◆ WHAT IS BEING ASKED
Repeat the material below word for word and leave out all pictures.

_____

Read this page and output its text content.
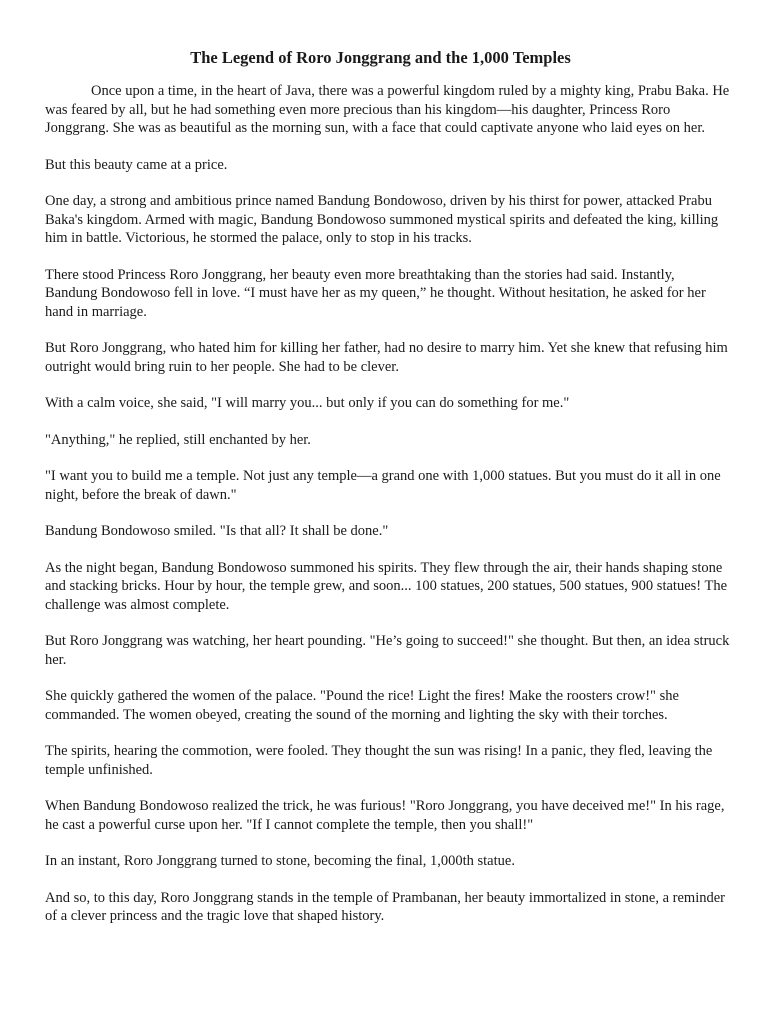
The Legend of Roro Jonggrang and the 1,000 Temples

Once upon a time, in the heart of Java, there was a powerful kingdom ruled by a mighty king, Prabu Baka. He was feared by all, but he had something even more precious than his kingdom—his daughter, Princess Roro Jonggrang. She was as beautiful as the morning sun, with a face that could captivate anyone who laid eyes on her.

But this beauty came at a price.

One day, a strong and ambitious prince named Bandung Bondowoso, driven by his thirst for power, attacked Prabu Baka's kingdom. Armed with magic, Bandung Bondowoso summoned mystical spirits and defeated the king, killing him in battle. Victorious, he stormed the palace, only to stop in his tracks.

There stood Princess Roro Jonggrang, her beauty even more breathtaking than the stories had said. Instantly, Bandung Bondowoso fell in love. “I must have her as my queen,” he thought. Without hesitation, he asked for her hand in marriage.

But Roro Jonggrang, who hated him for killing her father, had no desire to marry him. Yet she knew that refusing him outright would bring ruin to her people. She had to be clever.

With a calm voice, she said, "I will marry you... but only if you can do something for me."

"Anything," he replied, still enchanted by her.

"I want you to build me a temple. Not just any temple—a grand one with 1,000 statues. But you must do it all in one night, before the break of dawn."

Bandung Bondowoso smiled. "Is that all? It shall be done."

As the night began, Bandung Bondowoso summoned his spirits. They flew through the air, their hands shaping stone and stacking bricks. Hour by hour, the temple grew, and soon... 100 statues, 200 statues, 500 statues, 900 statues! The challenge was almost complete.

But Roro Jonggrang was watching, her heart pounding. "He’s going to succeed!" she thought. But then, an idea struck her.

She quickly gathered the women of the palace. "Pound the rice! Light the fires! Make the roosters crow!" she commanded. The women obeyed, creating the sound of the morning and lighting the sky with their torches.

The spirits, hearing the commotion, were fooled. They thought the sun was rising! In a panic, they fled, leaving the temple unfinished.

When Bandung Bondowoso realized the trick, he was furious! "Roro Jonggrang, you have deceived me!" In his rage, he cast a powerful curse upon her. "If I cannot complete the temple, then you shall!"

In an instant, Roro Jonggrang turned to stone, becoming the final, 1,000th statue.

And so, to this day, Roro Jonggrang stands in the temple of Prambanan, her beauty immortalized in stone, a reminder of a clever princess and the tragic love that shaped history.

_____

◆ EXERCISE ANSWER
Read this page and output its text content.
The Legend of Roro Jonggrang and the 1,000 Temples

Once upon a time, in the heart of Java, there was a powerful kingdom ruled by a mighty king, Prabu Baka. He was feared by all, but he had something even more precious than his kingdom—his daughter, Princess Roro Jonggrang. She was as beautiful as the morning sun, with a face that could captivate anyone who laid eyes on her.

But this beauty came at a price.

One day, a strong and ambitious prince named Bandung Bondowoso, driven by his thirst for power, attacked Prabu Baka's kingdom. Armed with magic, Bandung Bondowoso summoned mystical spirits and defeated the king, killing him in battle. Victorious, he stormed the palace, only to stop in his tracks.

There stood Princess Roro Jonggrang, her beauty even more breathtaking than the stories had said. Instantly, Bandung Bondowoso fell in love. “I must have her as my queen,” he thought. Without hesitation, he asked for her hand in marriage.

But Roro Jonggrang, who hated him for killing her father, had no desire to marry him. Yet she knew that refusing him outright would bring ruin to her people. She had to be clever.

With a calm voice, she said, "I will marry you... but only if you can do something for me."

"Anything," he replied, still enchanted by her.

"I want you to build me a temple. Not just any temple—a grand one with 1,000 statues. But you must do it all in one night, before the break of dawn."

Bandung Bondowoso smiled. "Is that all? It shall be done."

As the night began, Bandung Bondowoso summoned his spirits. They flew through the air, their hands shaping stone and stacking bricks. Hour by hour, the temple grew, and soon... 100 statues, 200 statues, 500 statues, 900 statues! The challenge was almost complete.

But Roro Jonggrang was watching, her heart pounding. "He’s going to succeed!" she thought. But then, an idea struck her.

She quickly gathered the women of the palace. "Pound the rice! Light the fires! Make the roosters crow!" she commanded. The women obeyed, creating the sound of the morning and lighting the sky with their torches.

The spirits, hearing the commotion, were fooled. They thought the sun was rising! In a panic, they fled, leaving the temple unfinished.

When Bandung Bondowoso realized the trick, he was furious! "Roro Jonggrang, you have deceived me!" In his rage, he cast a powerful curse upon her. "If I cannot complete the temple, then you shall!"

In an instant, Roro Jonggrang turned to stone, becoming the final, 1,000th statue.

And so, to this day, Roro Jonggrang stands in the temple of Prambanan, her beauty immortalized in stone, a reminder of a clever princess and the tragic love that shaped history.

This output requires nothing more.